Required task —
Check each line of the listing below for the string "discretization", and copy the ones that have it.

Exercise input —
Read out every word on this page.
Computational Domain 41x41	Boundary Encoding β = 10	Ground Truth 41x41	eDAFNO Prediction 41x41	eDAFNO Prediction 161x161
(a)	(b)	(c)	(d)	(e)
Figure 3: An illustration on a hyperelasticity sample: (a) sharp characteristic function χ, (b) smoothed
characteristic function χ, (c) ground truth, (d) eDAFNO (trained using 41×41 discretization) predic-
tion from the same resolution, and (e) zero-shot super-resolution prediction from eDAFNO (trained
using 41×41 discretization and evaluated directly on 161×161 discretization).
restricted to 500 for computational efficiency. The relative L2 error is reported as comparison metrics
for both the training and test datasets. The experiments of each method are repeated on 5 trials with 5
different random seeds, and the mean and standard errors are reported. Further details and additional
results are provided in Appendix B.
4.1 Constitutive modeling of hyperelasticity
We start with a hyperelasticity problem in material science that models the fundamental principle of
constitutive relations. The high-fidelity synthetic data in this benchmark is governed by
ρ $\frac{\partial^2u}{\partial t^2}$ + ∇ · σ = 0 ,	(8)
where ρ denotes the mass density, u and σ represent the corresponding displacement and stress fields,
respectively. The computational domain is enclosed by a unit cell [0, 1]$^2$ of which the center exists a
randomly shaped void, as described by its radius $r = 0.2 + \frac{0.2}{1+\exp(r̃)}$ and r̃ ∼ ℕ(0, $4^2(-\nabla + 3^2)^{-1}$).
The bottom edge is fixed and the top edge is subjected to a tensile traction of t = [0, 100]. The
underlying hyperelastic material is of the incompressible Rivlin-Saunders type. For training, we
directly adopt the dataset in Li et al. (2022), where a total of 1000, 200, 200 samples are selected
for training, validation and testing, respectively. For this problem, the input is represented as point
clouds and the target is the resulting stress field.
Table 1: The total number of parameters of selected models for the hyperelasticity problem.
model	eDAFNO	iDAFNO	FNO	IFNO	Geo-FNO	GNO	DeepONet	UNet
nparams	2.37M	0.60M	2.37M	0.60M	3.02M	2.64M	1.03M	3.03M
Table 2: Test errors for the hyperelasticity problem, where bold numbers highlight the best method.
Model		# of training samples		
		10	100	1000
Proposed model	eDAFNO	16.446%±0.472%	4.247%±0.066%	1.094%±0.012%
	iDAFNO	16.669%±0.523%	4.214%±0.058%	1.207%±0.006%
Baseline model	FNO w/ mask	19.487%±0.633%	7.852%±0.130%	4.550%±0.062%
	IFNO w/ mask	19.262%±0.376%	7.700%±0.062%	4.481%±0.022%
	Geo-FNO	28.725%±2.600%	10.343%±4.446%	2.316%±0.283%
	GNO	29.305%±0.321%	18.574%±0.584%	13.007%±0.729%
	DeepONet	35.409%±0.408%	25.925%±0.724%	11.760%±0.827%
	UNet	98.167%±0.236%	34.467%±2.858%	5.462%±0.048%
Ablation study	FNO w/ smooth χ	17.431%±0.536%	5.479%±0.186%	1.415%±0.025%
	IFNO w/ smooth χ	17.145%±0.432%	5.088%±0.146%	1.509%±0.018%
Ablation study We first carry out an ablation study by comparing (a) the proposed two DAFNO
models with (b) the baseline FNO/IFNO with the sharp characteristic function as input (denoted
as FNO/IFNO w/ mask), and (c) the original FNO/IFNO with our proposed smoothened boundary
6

Result —
characteristic function χ, (c) ground truth, (d) eDAFNO (trained using 41×41 discretization) predic-
using 41×41 discretization and evaluated directly on 161×161 discretization).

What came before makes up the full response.